··· Entries shown

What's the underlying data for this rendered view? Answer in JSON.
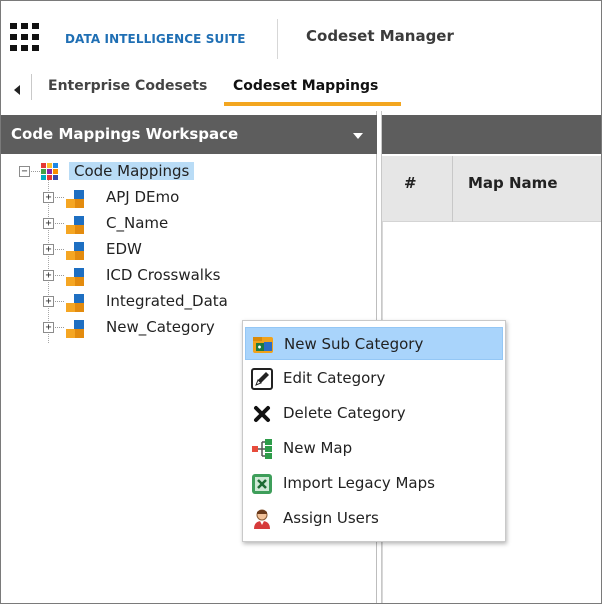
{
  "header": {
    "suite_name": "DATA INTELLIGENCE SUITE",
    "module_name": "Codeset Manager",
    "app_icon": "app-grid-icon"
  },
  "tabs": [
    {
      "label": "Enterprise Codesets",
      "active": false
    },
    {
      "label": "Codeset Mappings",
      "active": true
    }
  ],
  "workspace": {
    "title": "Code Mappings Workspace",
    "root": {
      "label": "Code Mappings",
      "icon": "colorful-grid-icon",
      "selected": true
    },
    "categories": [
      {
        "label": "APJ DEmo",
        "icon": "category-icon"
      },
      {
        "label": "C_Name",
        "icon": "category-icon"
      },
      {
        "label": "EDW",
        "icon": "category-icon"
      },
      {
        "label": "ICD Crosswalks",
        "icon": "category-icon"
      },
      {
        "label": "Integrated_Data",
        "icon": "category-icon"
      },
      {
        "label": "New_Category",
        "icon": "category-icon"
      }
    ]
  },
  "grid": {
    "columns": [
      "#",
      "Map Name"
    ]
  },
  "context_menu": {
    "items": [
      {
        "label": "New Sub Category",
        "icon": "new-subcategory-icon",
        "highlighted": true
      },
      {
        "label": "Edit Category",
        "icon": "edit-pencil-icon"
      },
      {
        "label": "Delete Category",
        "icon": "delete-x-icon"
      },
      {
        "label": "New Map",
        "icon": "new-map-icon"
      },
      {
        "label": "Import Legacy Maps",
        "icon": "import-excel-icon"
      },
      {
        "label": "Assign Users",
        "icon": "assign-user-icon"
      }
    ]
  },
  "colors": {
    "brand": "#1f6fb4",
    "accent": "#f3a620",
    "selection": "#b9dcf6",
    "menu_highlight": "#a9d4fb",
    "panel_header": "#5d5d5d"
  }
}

······
··· Entries shown

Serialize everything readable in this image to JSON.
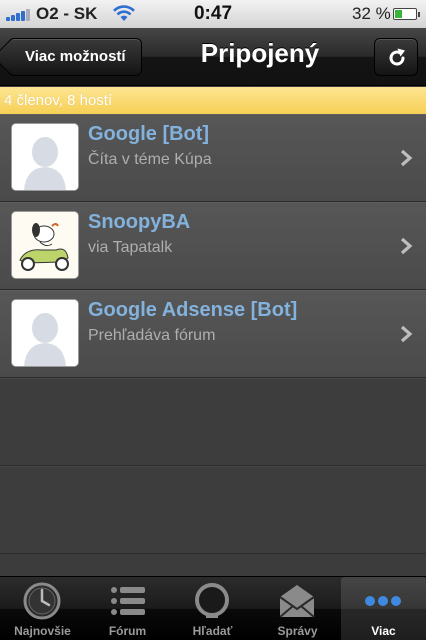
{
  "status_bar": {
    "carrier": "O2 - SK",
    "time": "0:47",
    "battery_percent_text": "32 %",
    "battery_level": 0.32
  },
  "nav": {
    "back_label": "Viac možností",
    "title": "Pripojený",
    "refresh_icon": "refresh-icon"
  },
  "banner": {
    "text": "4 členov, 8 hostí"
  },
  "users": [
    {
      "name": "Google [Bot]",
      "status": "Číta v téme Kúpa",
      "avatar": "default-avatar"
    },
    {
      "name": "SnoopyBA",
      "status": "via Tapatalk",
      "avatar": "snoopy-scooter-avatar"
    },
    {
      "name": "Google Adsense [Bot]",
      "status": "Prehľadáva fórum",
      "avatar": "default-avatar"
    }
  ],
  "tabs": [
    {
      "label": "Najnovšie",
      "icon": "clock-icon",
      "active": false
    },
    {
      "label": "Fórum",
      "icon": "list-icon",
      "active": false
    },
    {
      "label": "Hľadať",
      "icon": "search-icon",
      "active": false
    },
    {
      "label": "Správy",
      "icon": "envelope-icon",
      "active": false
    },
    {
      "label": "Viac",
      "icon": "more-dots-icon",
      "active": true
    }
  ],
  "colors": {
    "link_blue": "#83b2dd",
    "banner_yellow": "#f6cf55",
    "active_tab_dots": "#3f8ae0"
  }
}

······

§ The task
Copy out each line of the records where the string "grid" appears.

§ Task output
    "app_icon": "app-grid-icon"
      "icon": "colorful-grid-icon",
  "grid": {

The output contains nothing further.